■ Directive
Tally the lines that include the word "this" and reply with nothing but the total.

::: Exercise inputs

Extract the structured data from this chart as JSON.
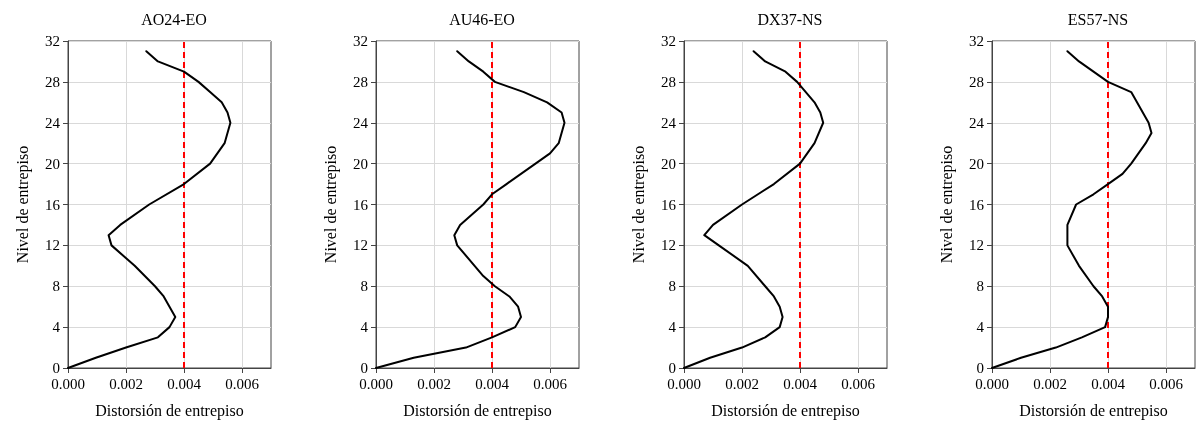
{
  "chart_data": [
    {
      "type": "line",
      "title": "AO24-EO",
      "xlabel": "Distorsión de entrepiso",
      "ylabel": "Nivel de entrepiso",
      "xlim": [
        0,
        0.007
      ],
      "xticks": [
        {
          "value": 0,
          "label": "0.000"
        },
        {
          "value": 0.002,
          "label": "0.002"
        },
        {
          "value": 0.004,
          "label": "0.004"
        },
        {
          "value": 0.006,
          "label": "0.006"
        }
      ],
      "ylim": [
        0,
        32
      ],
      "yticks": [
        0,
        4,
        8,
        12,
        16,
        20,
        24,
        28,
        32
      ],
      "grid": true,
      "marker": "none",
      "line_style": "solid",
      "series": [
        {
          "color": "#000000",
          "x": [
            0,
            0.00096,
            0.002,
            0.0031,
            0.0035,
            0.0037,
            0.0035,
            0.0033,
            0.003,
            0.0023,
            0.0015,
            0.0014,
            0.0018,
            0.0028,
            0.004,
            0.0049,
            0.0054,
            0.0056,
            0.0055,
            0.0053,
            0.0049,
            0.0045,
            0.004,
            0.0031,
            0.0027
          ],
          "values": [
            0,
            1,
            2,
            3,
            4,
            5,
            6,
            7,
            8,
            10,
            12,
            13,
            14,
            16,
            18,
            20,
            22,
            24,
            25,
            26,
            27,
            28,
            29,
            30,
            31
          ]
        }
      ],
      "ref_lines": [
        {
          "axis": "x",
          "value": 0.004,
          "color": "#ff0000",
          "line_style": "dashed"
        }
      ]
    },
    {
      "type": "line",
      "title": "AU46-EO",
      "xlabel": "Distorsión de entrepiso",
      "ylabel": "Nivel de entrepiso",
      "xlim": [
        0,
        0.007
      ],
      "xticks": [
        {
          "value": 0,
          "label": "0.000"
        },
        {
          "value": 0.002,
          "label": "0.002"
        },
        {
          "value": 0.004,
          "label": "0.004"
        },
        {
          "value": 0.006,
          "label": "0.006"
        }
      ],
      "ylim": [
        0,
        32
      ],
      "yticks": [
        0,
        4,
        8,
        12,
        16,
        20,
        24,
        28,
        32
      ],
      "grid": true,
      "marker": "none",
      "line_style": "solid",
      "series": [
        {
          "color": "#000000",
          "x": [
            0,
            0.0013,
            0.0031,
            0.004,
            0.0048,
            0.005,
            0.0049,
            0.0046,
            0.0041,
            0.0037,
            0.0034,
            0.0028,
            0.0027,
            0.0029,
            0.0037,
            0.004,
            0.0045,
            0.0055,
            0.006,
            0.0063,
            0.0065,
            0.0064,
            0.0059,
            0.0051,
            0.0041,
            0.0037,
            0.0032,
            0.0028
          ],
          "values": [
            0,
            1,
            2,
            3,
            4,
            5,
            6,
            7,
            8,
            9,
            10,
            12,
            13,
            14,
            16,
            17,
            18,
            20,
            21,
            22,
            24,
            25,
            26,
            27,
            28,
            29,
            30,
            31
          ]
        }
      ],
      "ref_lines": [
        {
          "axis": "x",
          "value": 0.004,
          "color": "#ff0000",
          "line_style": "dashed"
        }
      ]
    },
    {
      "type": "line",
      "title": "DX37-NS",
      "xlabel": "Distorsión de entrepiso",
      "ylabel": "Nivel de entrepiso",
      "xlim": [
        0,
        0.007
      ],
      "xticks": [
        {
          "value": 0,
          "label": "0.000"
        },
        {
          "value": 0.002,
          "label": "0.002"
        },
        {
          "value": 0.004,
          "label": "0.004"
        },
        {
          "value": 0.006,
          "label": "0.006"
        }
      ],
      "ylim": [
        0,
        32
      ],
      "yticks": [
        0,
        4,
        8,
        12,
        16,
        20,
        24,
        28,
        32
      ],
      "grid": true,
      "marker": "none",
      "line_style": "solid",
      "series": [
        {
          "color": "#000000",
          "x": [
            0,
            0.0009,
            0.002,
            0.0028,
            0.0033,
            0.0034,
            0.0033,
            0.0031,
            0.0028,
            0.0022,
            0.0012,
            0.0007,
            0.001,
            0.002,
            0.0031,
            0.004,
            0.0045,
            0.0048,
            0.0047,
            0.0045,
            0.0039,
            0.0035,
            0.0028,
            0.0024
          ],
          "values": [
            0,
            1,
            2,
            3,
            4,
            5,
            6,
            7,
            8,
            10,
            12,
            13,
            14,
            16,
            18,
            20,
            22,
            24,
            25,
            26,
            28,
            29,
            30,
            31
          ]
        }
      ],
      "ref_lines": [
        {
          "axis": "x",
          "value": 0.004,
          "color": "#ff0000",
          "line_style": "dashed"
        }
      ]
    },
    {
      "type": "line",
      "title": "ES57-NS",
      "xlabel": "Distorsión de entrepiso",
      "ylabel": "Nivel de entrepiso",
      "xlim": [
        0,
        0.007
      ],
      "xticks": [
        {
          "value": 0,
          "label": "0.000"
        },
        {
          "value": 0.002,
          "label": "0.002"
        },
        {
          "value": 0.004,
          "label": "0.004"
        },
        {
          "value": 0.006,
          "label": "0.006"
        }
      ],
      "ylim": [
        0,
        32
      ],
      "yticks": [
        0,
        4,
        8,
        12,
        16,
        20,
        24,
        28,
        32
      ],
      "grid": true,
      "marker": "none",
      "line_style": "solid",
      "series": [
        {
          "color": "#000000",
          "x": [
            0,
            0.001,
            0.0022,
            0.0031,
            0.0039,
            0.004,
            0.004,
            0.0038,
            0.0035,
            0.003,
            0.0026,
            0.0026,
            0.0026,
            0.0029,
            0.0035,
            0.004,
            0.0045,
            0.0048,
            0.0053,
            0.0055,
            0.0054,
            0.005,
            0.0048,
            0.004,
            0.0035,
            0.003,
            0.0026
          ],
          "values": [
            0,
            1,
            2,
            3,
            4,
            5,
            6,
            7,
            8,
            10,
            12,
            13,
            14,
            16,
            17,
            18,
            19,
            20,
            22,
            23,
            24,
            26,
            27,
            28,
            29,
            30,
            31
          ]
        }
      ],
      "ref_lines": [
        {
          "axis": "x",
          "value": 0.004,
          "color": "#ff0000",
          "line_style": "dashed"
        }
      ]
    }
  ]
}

::::::
::: Exercise inputs

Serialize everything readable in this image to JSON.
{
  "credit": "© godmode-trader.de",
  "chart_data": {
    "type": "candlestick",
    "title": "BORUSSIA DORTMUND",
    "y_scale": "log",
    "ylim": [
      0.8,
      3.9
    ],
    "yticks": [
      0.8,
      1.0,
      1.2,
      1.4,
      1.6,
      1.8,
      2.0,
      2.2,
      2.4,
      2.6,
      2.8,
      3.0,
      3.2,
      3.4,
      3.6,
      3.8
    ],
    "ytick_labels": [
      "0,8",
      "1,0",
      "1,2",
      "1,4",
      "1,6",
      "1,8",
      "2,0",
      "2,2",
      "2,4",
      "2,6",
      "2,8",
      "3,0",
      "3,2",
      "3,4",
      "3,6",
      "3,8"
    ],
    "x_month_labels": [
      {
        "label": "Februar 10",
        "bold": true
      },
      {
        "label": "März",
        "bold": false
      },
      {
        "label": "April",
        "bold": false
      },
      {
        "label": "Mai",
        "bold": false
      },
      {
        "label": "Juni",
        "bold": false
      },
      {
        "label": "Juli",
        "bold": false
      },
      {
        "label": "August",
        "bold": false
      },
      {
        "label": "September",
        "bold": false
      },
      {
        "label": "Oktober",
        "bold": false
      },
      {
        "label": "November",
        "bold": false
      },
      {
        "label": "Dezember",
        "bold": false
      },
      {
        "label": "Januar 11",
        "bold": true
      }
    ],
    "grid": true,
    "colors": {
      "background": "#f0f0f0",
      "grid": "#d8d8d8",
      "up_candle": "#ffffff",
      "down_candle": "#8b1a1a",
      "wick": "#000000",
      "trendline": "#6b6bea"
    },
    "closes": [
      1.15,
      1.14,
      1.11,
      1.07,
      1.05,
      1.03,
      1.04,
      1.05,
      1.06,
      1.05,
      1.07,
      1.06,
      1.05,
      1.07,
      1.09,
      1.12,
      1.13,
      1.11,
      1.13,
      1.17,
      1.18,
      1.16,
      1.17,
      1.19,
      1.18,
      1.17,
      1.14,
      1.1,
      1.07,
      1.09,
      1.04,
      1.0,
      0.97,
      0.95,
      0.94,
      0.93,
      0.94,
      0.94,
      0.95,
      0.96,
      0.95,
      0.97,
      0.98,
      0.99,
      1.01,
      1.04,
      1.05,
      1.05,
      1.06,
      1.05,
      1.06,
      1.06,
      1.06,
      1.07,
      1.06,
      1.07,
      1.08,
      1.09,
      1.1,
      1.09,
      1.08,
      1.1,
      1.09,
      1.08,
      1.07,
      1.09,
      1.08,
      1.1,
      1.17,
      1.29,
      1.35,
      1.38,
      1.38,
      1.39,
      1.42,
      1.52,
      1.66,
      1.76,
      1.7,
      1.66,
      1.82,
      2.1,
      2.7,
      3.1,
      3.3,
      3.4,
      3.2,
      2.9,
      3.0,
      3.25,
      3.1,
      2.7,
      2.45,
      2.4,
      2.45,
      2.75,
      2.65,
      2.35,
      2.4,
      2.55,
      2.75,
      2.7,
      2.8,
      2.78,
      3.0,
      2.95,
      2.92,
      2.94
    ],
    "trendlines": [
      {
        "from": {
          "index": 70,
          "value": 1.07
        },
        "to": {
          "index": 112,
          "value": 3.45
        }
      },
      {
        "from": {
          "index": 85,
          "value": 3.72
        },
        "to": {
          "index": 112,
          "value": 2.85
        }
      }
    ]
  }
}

::::::

■ Worked answer
2